** Work to do **
Return every entry exactly.

(Stored data entries)
+-------+
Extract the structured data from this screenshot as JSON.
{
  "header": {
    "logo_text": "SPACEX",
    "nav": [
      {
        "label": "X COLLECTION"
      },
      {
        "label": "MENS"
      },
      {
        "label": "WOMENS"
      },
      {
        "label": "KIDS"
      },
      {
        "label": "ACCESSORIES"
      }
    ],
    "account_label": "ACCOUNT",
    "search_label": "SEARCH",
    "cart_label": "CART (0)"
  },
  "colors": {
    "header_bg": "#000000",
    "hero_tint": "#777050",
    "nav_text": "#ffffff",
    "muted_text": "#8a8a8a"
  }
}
+-------+
** Worked answer **
Extract the structured data from this screenshot as JSON.
{
  "header": {
    "logo_text": "SPACEX",
    "nav": [
      {
        "label": "X COLLECTION"
      },
      {
        "label": "MENS"
      },
      {
        "label": "WOMENS"
      },
      {
        "label": "KIDS"
      },
      {
        "label": "ACCESSORIES"
      }
    ],
    "account_label": "ACCOUNT",
    "search_label": "SEARCH",
    "cart_label": "CART (0)"
  },
  "colors": {
    "header_bg": "#000000",
    "hero_tint": "#777050",
    "nav_text": "#ffffff",
    "muted_text": "#8a8a8a"
  }
}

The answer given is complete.